Write out the whole listing exactly as it stands.

──────

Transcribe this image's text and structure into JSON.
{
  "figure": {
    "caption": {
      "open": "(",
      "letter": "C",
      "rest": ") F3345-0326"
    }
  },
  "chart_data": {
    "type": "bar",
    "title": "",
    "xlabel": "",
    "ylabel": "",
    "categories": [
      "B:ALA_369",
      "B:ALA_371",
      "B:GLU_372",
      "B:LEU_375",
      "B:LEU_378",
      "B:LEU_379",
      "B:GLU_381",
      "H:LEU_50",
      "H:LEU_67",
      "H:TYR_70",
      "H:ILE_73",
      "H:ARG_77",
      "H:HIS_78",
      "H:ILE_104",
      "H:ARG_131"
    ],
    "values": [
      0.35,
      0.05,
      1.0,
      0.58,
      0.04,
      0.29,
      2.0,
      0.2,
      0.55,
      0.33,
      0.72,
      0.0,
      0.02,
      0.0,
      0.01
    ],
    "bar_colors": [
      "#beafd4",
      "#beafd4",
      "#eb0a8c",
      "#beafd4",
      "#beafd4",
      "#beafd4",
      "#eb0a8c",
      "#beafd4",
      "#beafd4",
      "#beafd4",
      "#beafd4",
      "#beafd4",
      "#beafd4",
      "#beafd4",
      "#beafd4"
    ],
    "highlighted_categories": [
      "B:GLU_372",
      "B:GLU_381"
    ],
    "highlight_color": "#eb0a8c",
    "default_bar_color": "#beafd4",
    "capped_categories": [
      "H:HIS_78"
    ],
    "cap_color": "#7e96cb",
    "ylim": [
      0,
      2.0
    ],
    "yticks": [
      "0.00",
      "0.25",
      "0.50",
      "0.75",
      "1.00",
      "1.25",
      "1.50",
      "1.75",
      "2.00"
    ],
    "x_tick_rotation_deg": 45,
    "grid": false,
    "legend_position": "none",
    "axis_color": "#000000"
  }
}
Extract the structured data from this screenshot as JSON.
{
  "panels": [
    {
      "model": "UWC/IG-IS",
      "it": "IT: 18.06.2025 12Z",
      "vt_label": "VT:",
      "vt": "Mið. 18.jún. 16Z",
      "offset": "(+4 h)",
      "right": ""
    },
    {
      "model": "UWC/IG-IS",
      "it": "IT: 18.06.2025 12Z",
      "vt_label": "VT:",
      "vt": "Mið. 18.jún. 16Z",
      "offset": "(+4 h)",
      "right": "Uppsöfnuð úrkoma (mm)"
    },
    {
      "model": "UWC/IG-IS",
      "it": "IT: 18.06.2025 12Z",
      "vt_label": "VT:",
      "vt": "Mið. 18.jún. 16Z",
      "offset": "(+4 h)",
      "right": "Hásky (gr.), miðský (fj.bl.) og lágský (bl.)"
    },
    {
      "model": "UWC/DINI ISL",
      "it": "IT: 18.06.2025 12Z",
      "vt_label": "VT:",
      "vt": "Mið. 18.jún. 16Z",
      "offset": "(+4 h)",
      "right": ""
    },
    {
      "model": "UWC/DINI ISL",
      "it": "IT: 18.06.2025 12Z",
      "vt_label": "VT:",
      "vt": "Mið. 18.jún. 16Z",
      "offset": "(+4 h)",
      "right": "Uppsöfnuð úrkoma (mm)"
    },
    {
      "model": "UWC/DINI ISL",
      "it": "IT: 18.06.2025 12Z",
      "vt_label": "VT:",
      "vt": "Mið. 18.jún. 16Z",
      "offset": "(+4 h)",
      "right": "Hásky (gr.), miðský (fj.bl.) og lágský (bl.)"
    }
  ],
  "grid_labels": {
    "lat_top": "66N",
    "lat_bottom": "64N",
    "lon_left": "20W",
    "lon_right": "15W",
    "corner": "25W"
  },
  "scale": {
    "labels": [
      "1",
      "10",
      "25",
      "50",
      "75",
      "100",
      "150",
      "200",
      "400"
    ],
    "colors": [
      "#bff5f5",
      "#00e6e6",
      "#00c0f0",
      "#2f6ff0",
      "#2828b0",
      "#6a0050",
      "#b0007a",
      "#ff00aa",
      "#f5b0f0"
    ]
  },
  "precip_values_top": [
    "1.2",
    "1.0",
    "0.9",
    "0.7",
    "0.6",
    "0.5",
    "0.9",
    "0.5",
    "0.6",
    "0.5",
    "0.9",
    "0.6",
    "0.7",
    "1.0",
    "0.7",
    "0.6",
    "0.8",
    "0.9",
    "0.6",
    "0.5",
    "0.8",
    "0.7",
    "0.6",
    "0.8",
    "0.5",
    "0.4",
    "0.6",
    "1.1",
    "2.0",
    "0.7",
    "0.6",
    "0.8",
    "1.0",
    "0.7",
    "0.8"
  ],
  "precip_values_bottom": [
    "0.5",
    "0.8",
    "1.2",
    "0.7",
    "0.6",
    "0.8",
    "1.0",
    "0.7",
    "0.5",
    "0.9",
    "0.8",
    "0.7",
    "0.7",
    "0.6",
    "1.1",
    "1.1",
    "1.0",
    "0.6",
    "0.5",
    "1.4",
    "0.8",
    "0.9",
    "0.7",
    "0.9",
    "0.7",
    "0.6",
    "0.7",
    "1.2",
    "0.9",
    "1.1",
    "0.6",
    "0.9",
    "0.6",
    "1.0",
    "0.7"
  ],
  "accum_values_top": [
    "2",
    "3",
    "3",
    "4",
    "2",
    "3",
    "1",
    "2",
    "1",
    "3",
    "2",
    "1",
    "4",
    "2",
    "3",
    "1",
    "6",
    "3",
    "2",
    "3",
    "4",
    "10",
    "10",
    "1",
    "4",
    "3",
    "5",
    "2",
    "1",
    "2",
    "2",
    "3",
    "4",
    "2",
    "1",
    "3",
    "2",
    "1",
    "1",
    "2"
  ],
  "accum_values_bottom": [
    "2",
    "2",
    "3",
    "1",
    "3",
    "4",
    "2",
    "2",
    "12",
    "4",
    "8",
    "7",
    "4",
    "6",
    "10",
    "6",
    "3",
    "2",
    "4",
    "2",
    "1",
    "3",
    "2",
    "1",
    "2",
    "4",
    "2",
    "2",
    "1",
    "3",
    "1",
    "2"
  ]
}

──────

### Correct response
Transcribe this image's text and structure into JSON.
{
  "figure": {
    "caption": {
      "open": "(",
      "letter": "C",
      "rest": ") F3345-0326"
    }
  },
  "chart_data": {
    "type": "bar",
    "title": "",
    "xlabel": "",
    "ylabel": "",
    "categories": [
      "B:ALA_369",
      "B:ALA_371",
      "B:GLU_372",
      "B:LEU_375",
      "B:LEU_378",
      "B:LEU_379",
      "B:GLU_381",
      "H:LEU_50",
      "H:LEU_67",
      "H:TYR_70",
      "H:ILE_73",
      "H:ARG_77",
      "H:HIS_78",
      "H:ILE_104",
      "H:ARG_131"
    ],
    "values": [
      0.35,
      0.05,
      1.0,
      0.58,
      0.04,
      0.29,
      2.0,
      0.2,
      0.55,
      0.33,
      0.72,
      0.0,
      0.02,
      0.0,
      0.01
    ],
    "bar_colors": [
      "#beafd4",
      "#beafd4",
      "#eb0a8c",
      "#beafd4",
      "#beafd4",
      "#beafd4",
      "#eb0a8c",
      "#beafd4",
      "#beafd4",
      "#beafd4",
      "#beafd4",
      "#beafd4",
      "#beafd4",
      "#beafd4",
      "#beafd4"
    ],
    "highlighted_categories": [
      "B:GLU_372",
      "B:GLU_381"
    ],
    "highlight_color": "#eb0a8c",
    "default_bar_color": "#beafd4",
    "capped_categories": [
      "H:HIS_78"
    ],
    "cap_color": "#7e96cb",
    "ylim": [
      0,
      2.0
    ],
    "yticks": [
      "0.00",
      "0.25",
      "0.50",
      "0.75",
      "1.00",
      "1.25",
      "1.50",
      "1.75",
      "2.00"
    ],
    "x_tick_rotation_deg": 45,
    "grid": false,
    "legend_position": "none",
    "axis_color": "#000000"
  }
}
Extract the structured data from this screenshot as JSON.
{
  "panels": [
    {
      "model": "UWC/IG-IS",
      "it": "IT: 18.06.2025 12Z",
      "vt_label": "VT:",
      "vt": "Mið. 18.jún. 16Z",
      "offset": "(+4 h)",
      "right": ""
    },
    {
      "model": "UWC/IG-IS",
      "it": "IT: 18.06.2025 12Z",
      "vt_label": "VT:",
      "vt": "Mið. 18.jún. 16Z",
      "offset": "(+4 h)",
      "right": "Uppsöfnuð úrkoma (mm)"
    },
    {
      "model": "UWC/IG-IS",
      "it": "IT: 18.06.2025 12Z",
      "vt_label": "VT:",
      "vt": "Mið. 18.jún. 16Z",
      "offset": "(+4 h)",
      "right": "Hásky (gr.), miðský (fj.bl.) og lágský (bl.)"
    },
    {
      "model": "UWC/DINI ISL",
      "it": "IT: 18.06.2025 12Z",
      "vt_label": "VT:",
      "vt": "Mið. 18.jún. 16Z",
      "offset": "(+4 h)",
      "right": ""
    },
    {
      "model": "UWC/DINI ISL",
      "it": "IT: 18.06.2025 12Z",
      "vt_label": "VT:",
      "vt": "Mið. 18.jún. 16Z",
      "offset": "(+4 h)",
      "right": "Uppsöfnuð úrkoma (mm)"
    },
    {
      "model": "UWC/DINI ISL",
      "it": "IT: 18.06.2025 12Z",
      "vt_label": "VT:",
      "vt": "Mið. 18.jún. 16Z",
      "offset": "(+4 h)",
      "right": "Hásky (gr.), miðský (fj.bl.) og lágský (bl.)"
    }
  ],
  "grid_labels": {
    "lat_top": "66N",
    "lat_bottom": "64N",
    "lon_left": "20W",
    "lon_right": "15W",
    "corner": "25W"
  },
  "scale": {
    "labels": [
      "1",
      "10",
      "25",
      "50",
      "75",
      "100",
      "150",
      "200",
      "400"
    ],
    "colors": [
      "#bff5f5",
      "#00e6e6",
      "#00c0f0",
      "#2f6ff0",
      "#2828b0",
      "#6a0050",
      "#b0007a",
      "#ff00aa",
      "#f5b0f0"
    ]
  },
  "precip_values_top": [
    "1.2",
    "1.0",
    "0.9",
    "0.7",
    "0.6",
    "0.5",
    "0.9",
    "0.5",
    "0.6",
    "0.5",
    "0.9",
    "0.6",
    "0.7",
    "1.0",
    "0.7",
    "0.6",
    "0.8",
    "0.9",
    "0.6",
    "0.5",
    "0.8",
    "0.7",
    "0.6",
    "0.8",
    "0.5",
    "0.4",
    "0.6",
    "1.1",
    "2.0",
    "0.7",
    "0.6",
    "0.8",
    "1.0",
    "0.7",
    "0.8"
  ],
  "precip_values_bottom": [
    "0.5",
    "0.8",
    "1.2",
    "0.7",
    "0.6",
    "0.8",
    "1.0",
    "0.7",
    "0.5",
    "0.9",
    "0.8",
    "0.7",
    "0.7",
    "0.6",
    "1.1",
    "1.1",
    "1.0",
    "0.6",
    "0.5",
    "1.4",
    "0.8",
    "0.9",
    "0.7",
    "0.9",
    "0.7",
    "0.6",
    "0.7",
    "1.2",
    "0.9",
    "1.1",
    "0.6",
    "0.9",
    "0.6",
    "1.0",
    "0.7"
  ],
  "accum_values_top": [
    "2",
    "3",
    "3",
    "4",
    "2",
    "3",
    "1",
    "2",
    "1",
    "3",
    "2",
    "1",
    "4",
    "2",
    "3",
    "1",
    "6",
    "3",
    "2",
    "3",
    "4",
    "10",
    "10",
    "1",
    "4",
    "3",
    "5",
    "2",
    "1",
    "2",
    "2",
    "3",
    "4",
    "2",
    "1",
    "3",
    "2",
    "1",
    "1",
    "2"
  ],
  "accum_values_bottom": [
    "2",
    "2",
    "3",
    "1",
    "3",
    "4",
    "2",
    "2",
    "12",
    "4",
    "8",
    "7",
    "4",
    "6",
    "10",
    "6",
    "3",
    "2",
    "4",
    "2",
    "1",
    "3",
    "2",
    "1",
    "2",
    "4",
    "2",
    "2",
    "1",
    "3",
    "1",
    "2"
  ]
}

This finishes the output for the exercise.